---- RECORDS PROVIDED
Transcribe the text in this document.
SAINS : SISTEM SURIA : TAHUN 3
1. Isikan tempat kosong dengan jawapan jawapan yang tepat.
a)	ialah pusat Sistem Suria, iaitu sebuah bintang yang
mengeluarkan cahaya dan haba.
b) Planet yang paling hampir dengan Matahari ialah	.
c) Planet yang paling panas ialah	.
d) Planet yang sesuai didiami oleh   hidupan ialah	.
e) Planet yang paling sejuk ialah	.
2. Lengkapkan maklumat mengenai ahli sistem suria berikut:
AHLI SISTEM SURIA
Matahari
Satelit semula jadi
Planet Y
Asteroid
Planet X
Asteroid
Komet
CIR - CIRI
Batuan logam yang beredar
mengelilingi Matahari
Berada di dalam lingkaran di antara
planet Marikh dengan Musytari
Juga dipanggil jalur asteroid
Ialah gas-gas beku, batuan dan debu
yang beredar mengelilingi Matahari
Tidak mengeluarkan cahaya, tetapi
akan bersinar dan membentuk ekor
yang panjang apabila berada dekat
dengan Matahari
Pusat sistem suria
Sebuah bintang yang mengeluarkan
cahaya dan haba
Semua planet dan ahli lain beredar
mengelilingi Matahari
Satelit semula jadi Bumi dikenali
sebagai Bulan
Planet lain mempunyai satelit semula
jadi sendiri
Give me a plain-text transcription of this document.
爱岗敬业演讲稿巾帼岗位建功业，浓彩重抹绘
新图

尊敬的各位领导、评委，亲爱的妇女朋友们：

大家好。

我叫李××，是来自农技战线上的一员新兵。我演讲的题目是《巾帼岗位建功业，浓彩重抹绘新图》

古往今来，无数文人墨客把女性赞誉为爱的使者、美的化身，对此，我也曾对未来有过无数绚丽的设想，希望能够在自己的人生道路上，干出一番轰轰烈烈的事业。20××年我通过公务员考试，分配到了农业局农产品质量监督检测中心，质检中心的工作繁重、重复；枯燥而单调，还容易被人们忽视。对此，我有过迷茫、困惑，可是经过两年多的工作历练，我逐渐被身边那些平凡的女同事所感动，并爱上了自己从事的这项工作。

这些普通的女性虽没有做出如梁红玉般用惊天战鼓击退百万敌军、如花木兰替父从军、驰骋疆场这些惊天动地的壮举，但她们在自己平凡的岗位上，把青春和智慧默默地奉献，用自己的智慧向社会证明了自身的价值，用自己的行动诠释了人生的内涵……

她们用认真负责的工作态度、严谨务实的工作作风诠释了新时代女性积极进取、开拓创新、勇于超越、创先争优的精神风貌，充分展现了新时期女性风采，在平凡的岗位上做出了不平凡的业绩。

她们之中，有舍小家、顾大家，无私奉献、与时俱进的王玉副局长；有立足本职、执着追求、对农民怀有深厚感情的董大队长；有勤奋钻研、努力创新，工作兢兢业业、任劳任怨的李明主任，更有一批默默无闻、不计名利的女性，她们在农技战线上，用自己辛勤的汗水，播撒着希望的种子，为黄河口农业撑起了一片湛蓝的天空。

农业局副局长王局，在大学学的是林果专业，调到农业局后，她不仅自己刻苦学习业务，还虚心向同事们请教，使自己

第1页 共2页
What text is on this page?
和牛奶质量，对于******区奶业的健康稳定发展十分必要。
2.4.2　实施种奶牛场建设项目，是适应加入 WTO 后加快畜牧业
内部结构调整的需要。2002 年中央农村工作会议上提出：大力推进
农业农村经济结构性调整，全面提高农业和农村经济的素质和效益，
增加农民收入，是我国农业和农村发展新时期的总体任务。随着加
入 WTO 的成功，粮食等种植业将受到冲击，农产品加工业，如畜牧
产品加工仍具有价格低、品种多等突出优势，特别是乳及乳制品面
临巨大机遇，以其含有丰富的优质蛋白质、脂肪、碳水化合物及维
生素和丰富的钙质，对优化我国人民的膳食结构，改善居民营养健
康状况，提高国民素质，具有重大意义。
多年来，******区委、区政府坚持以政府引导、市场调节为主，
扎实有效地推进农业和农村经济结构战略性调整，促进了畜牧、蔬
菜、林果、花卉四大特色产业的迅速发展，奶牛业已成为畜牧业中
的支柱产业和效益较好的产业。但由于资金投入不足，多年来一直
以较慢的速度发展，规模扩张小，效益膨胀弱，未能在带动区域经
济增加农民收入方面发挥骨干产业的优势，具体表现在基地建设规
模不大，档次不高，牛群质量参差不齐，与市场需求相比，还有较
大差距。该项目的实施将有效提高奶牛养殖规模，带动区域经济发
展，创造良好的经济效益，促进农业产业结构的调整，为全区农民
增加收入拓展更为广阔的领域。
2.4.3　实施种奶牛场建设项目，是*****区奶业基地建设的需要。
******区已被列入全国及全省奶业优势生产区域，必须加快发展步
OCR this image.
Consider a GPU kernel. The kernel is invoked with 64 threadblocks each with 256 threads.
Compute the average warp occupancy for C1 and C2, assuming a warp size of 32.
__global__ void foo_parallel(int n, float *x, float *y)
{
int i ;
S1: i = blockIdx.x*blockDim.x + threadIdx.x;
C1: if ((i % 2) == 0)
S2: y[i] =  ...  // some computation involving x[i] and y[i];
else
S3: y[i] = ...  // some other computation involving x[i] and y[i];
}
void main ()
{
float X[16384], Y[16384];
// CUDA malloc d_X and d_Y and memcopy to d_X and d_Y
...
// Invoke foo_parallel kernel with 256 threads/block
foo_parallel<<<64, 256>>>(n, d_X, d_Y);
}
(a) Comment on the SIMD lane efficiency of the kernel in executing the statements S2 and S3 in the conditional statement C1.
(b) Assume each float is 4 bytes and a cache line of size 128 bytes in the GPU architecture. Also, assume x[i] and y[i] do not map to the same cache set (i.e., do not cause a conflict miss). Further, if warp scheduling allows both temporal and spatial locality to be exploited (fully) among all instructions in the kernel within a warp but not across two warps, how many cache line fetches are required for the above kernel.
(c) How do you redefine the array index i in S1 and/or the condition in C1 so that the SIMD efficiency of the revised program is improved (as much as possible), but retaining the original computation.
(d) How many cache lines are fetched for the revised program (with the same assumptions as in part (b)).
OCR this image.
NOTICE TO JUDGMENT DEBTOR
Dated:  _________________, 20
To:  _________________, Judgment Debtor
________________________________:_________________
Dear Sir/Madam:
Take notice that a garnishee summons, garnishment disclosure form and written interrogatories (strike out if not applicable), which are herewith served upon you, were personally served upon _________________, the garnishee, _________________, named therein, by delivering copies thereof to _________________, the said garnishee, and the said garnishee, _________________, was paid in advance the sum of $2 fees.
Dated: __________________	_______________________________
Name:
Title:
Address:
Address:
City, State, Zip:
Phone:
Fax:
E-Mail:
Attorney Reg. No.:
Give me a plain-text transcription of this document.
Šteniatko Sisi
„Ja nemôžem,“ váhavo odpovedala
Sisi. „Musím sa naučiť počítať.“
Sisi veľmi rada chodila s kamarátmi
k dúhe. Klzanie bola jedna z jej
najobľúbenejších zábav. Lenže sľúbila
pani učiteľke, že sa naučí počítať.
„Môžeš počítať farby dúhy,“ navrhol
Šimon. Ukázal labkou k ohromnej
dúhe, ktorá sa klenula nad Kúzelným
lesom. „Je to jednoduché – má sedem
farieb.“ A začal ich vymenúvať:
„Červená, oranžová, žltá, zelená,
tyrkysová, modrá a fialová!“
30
--------
* **INSTRUCTION**
For the listing above, identify each line bearing "mengeluarkan".

* **EXPECTED ANSWER**
mengeluarkan cahaya dan haba.
Tidak mengeluarkan cahaya, tetapi
Sebuah bintang yang mengeluarkan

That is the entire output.